> **EXERCISE AIM**
Please transcribe the data below exactly. Leave the pictures out.
# START OF RECORDS FOR PROCESSING
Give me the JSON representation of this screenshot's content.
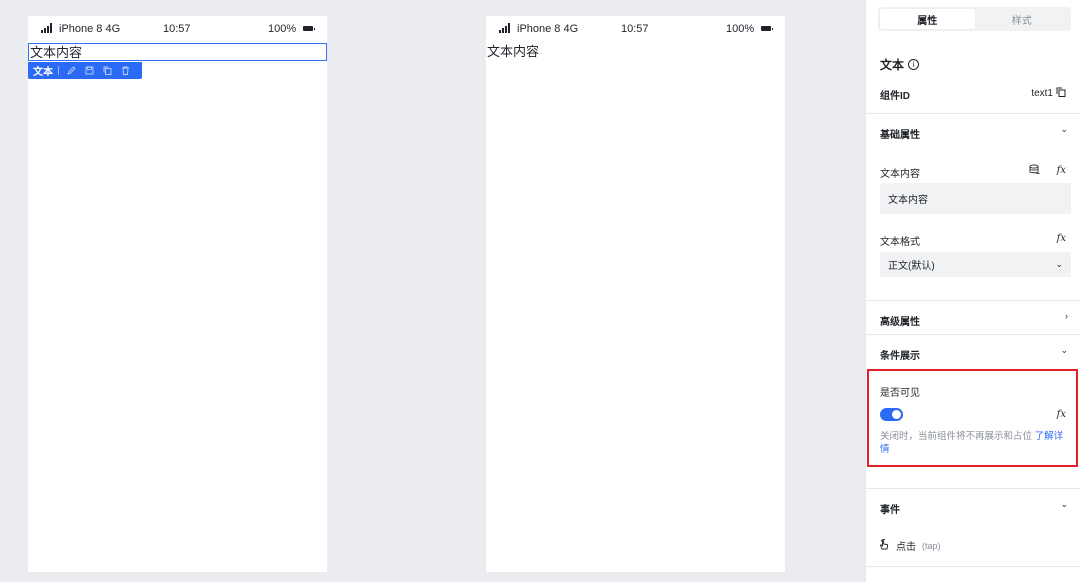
{
  "phones": [
    {
      "statusbar": {
        "carrier": "iPhone 8  4G",
        "time": "10:57",
        "battery": "100%"
      },
      "text_content": "文本内容",
      "selected": true
    },
    {
      "statusbar": {
        "carrier": "iPhone 8  4G",
        "time": "10:57",
        "battery": "100%"
      },
      "text_content": "文本内容",
      "selected": false
    }
  ],
  "toolbar": {
    "label": "文本",
    "icons": [
      "edit-icon",
      "save-icon",
      "copy-icon",
      "delete-icon"
    ]
  },
  "panel": {
    "tabs": [
      {
        "label": "属性",
        "active": true
      },
      {
        "label": "样式",
        "active": false
      }
    ],
    "component_title": "文本",
    "info_glyph": "i",
    "component_id_label": "组件ID",
    "component_id_value": "text1",
    "basic_section": "基础属性",
    "text_content_label": "文本内容",
    "text_content_value": "文本内容",
    "text_format_label": "文本格式",
    "text_format_value": "正文(默认)",
    "advanced_section": "高级属性",
    "conditional_section": "条件展示",
    "visible_label": "是否可见",
    "visible_toggle": true,
    "hint_text": "关闭时，当前组件将不再展示和占位 ",
    "hint_link": "了解详情",
    "events_section": "事件",
    "event_tap_label": "点击",
    "event_tap_sub": "(tap)",
    "fx_label": "fx"
  },
  "colors": {
    "accent": "#2b6af5",
    "highlight_border": "#e0202a",
    "background": "#ebecf0"
  }
}
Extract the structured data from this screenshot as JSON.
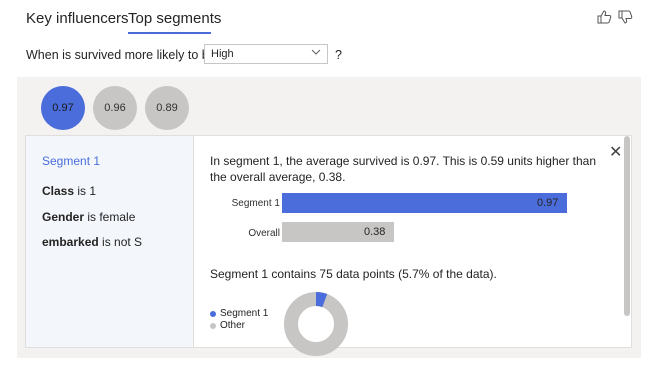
{
  "tabs": [
    {
      "label": "Key influencers",
      "active": false
    },
    {
      "label": "Top segments",
      "active": true
    }
  ],
  "feedback": {
    "up_icon": "thumbs-up-icon",
    "down_icon": "thumbs-down-icon"
  },
  "question": {
    "prefix": "When is survived more likely to be",
    "selected": "High",
    "suffix": "?"
  },
  "bubbles": [
    {
      "label": "0.97",
      "selected": true
    },
    {
      "label": "0.96",
      "selected": false
    },
    {
      "label": "0.89",
      "selected": false
    }
  ],
  "segment": {
    "title": "Segment 1",
    "conditions": [
      {
        "field": "Class",
        "rest": " is 1"
      },
      {
        "field": "Gender",
        "rest": " is female"
      },
      {
        "field": "embarked",
        "rest": " is not S"
      }
    ],
    "summary": "In segment 1, the average survived is 0.97. This is 0.59 units higher than the overall average, 0.38.",
    "bars": [
      {
        "label": "Segment 1",
        "value": 0.97,
        "display": "0.97",
        "color": "#4a6ddb"
      },
      {
        "label": "Overall",
        "value": 0.38,
        "display": "0.38",
        "color": "#c8c6c4"
      }
    ],
    "datapoints": "Segment 1 contains 75 data points (5.7% of the data).",
    "legend": [
      {
        "label": "Segment 1",
        "color": "#4a6ddb"
      },
      {
        "label": "Other",
        "color": "#c8c6c4"
      }
    ],
    "share": 0.057
  },
  "colors": {
    "accent": "#4a6ddb",
    "grey": "#c8c6c4"
  }
}
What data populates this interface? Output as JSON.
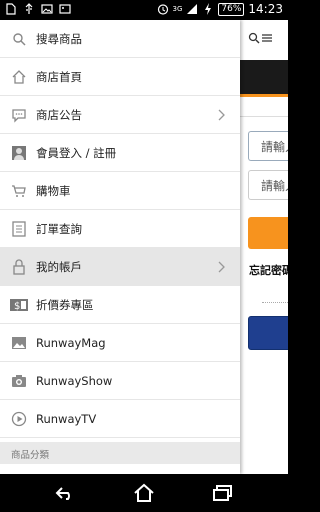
{
  "statusbar": {
    "time": "14:23",
    "battery": "76%",
    "network": "3G"
  },
  "drawer": {
    "items": [
      {
        "label": "搜尋商品",
        "icon": "search-icon"
      },
      {
        "label": "商店首頁",
        "icon": "home-icon"
      },
      {
        "label": "商店公告",
        "icon": "chat-icon"
      },
      {
        "label": "會員登入 / 註冊",
        "icon": "user-icon"
      },
      {
        "label": "購物車",
        "icon": "cart-icon"
      },
      {
        "label": "訂單查詢",
        "icon": "list-icon"
      },
      {
        "label": "我的帳戶",
        "icon": "lock-icon"
      },
      {
        "label": "折價券專區",
        "icon": "coupon-icon"
      },
      {
        "label": "RunwayMag",
        "icon": "image-icon"
      },
      {
        "label": "RunwayShow",
        "icon": "camera-icon"
      },
      {
        "label": "RunwayTV",
        "icon": "play-icon"
      }
    ],
    "section_label": "商品分類"
  },
  "behind": {
    "field1_placeholder": "請輸入",
    "field2_placeholder": "請輸入",
    "forgot_label": "忘記密碼"
  },
  "colors": {
    "accent": "#f7931e",
    "primary_button": "#1f3f8f",
    "active_row": "#e6e6e6"
  }
}
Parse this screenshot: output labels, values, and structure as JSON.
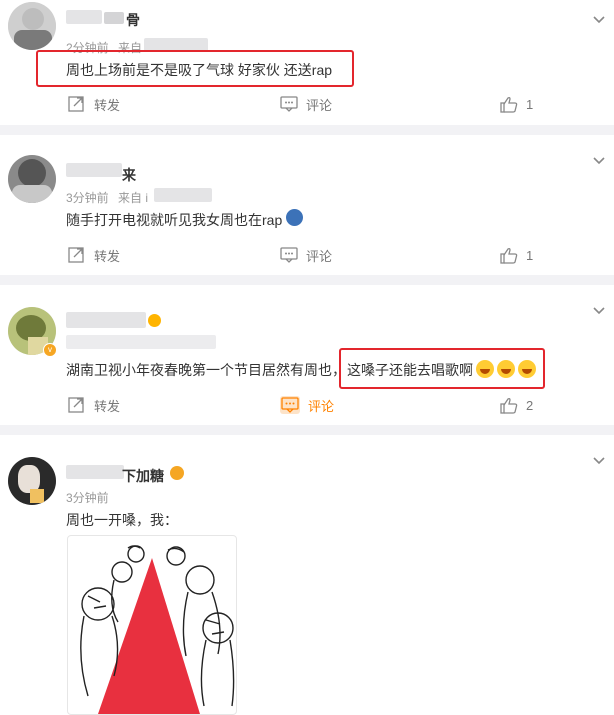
{
  "posts": [
    {
      "username_visible": "骨",
      "time": "2分钟前",
      "source_prefix": "来自",
      "text": "周也上场前是不是吸了气球 好家伙 还送rap",
      "repost_label": "转发",
      "comment_label": "评论",
      "like_count": "1"
    },
    {
      "username_visible": "来",
      "time": "3分钟前",
      "source_prefix": "来自 i",
      "text": "随手打开电视就听见我女周也在rap",
      "repost_label": "转发",
      "comment_label": "评论",
      "like_count": "1"
    },
    {
      "username_visible": "",
      "time": "",
      "source_prefix": "",
      "text_part1": "湖南卫视小年夜春晚第一个节目居然有周也，",
      "text_part2": "这嗓子还能去唱歌啊",
      "repost_label": "转发",
      "comment_label": "评论",
      "like_count": "2"
    },
    {
      "username_visible": "下加糖",
      "time": "3分钟前",
      "text": "周也一开嗓，我："
    }
  ],
  "colors": {
    "highlight_box": "#e3262d",
    "separator": "#f2f2f5",
    "comment_active": "#ff8200"
  }
}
# END OF RECORDS FOR PROCESSING
> **PROBLEM SOLUTION**
Give me the JSON representation of this screenshot's content.
{
  "phones": [
    {
      "statusbar": {
        "carrier": "iPhone 8  4G",
        "time": "10:57",
        "battery": "100%"
      },
      "text_content": "文本内容",
      "selected": true
    },
    {
      "statusbar": {
        "carrier": "iPhone 8  4G",
        "time": "10:57",
        "battery": "100%"
      },
      "text_content": "文本内容",
      "selected": false
    }
  ],
  "toolbar": {
    "label": "文本",
    "icons": [
      "edit-icon",
      "save-icon",
      "copy-icon",
      "delete-icon"
    ]
  },
  "panel": {
    "tabs": [
      {
        "label": "属性",
        "active": true
      },
      {
        "label": "样式",
        "active": false
      }
    ],
    "component_title": "文本",
    "info_glyph": "i",
    "component_id_label": "组件ID",
    "component_id_value": "text1",
    "basic_section": "基础属性",
    "text_content_label": "文本内容",
    "text_content_value": "文本内容",
    "text_format_label": "文本格式",
    "text_format_value": "正文(默认)",
    "advanced_section": "高级属性",
    "conditional_section": "条件展示",
    "visible_label": "是否可见",
    "visible_toggle": true,
    "hint_text": "关闭时，当前组件将不再展示和占位 ",
    "hint_link": "了解详情",
    "events_section": "事件",
    "event_tap_label": "点击",
    "event_tap_sub": "(tap)",
    "fx_label": "fx"
  },
  "colors": {
    "accent": "#2b6af5",
    "highlight_border": "#e0202a",
    "background": "#ebecf0"
  }
}
Extract the structured data from this screenshot as JSON.
{
  "tabs": [
    {
      "label": "Key influencers",
      "active": false
    },
    {
      "label": "Top segments",
      "active": true
    }
  ],
  "feedback": {
    "up_icon": "thumbs-up-icon",
    "down_icon": "thumbs-down-icon"
  },
  "question": {
    "prefix": "When is survived more likely to be",
    "selected": "High",
    "suffix": "?"
  },
  "bubbles": [
    {
      "label": "0.97",
      "selected": true
    },
    {
      "label": "0.96",
      "selected": false
    },
    {
      "label": "0.89",
      "selected": false
    }
  ],
  "segment": {
    "title": "Segment 1",
    "conditions": [
      {
        "field": "Class",
        "rest": " is 1"
      },
      {
        "field": "Gender",
        "rest": " is female"
      },
      {
        "field": "embarked",
        "rest": " is not S"
      }
    ],
    "summary": "In segment 1, the average survived is 0.97. This is 0.59 units higher than the overall average, 0.38.",
    "bars": [
      {
        "label": "Segment 1",
        "value": 0.97,
        "display": "0.97",
        "color": "#4a6ddb"
      },
      {
        "label": "Overall",
        "value": 0.38,
        "display": "0.38",
        "color": "#c8c6c4"
      }
    ],
    "datapoints": "Segment 1 contains 75 data points (5.7% of the data).",
    "legend": [
      {
        "label": "Segment 1",
        "color": "#4a6ddb"
      },
      {
        "label": "Other",
        "color": "#c8c6c4"
      }
    ],
    "share": 0.057
  },
  "colors": {
    "accent": "#4a6ddb",
    "grey": "#c8c6c4"
  }
}
What data populates this interface? Output as JSON.
{
  "statusbar": {
    "time": "14:23",
    "battery": "76%",
    "network": "3G"
  },
  "drawer": {
    "items": [
      {
        "label": "搜尋商品",
        "icon": "search-icon"
      },
      {
        "label": "商店首頁",
        "icon": "home-icon"
      },
      {
        "label": "商店公告",
        "icon": "chat-icon"
      },
      {
        "label": "會員登入 / 註冊",
        "icon": "user-icon"
      },
      {
        "label": "購物車",
        "icon": "cart-icon"
      },
      {
        "label": "訂單查詢",
        "icon": "list-icon"
      },
      {
        "label": "我的帳戶",
        "icon": "lock-icon"
      },
      {
        "label": "折價券專區",
        "icon": "coupon-icon"
      },
      {
        "label": "RunwayMag",
        "icon": "image-icon"
      },
      {
        "label": "RunwayShow",
        "icon": "camera-icon"
      },
      {
        "label": "RunwayTV",
        "icon": "play-icon"
      }
    ],
    "section_label": "商品分類"
  },
  "behind": {
    "field1_placeholder": "請輸入",
    "field2_placeholder": "請輸入",
    "forgot_label": "忘記密碼"
  },
  "colors": {
    "accent": "#f7931e",
    "primary_button": "#1f3f8f",
    "active_row": "#e6e6e6"
  }
}
Parse this screenshot: output labels, values, and structure as JSON.
{
  "posts": [
    {
      "username_visible": "骨",
      "time": "2分钟前",
      "source_prefix": "来自",
      "text": "周也上场前是不是吸了气球 好家伙 还送rap",
      "repost_label": "转发",
      "comment_label": "评论",
      "like_count": "1"
    },
    {
      "username_visible": "来",
      "time": "3分钟前",
      "source_prefix": "来自 i",
      "text": "随手打开电视就听见我女周也在rap",
      "repost_label": "转发",
      "comment_label": "评论",
      "like_count": "1"
    },
    {
      "username_visible": "",
      "time": "",
      "source_prefix": "",
      "text_part1": "湖南卫视小年夜春晚第一个节目居然有周也，",
      "text_part2": "这嗓子还能去唱歌啊",
      "repost_label": "转发",
      "comment_label": "评论",
      "like_count": "2"
    },
    {
      "username_visible": "下加糖",
      "time": "3分钟前",
      "text": "周也一开嗓，我："
    }
  ],
  "colors": {
    "highlight_box": "#e3262d",
    "separator": "#f2f2f5",
    "comment_active": "#ff8200"
  }
}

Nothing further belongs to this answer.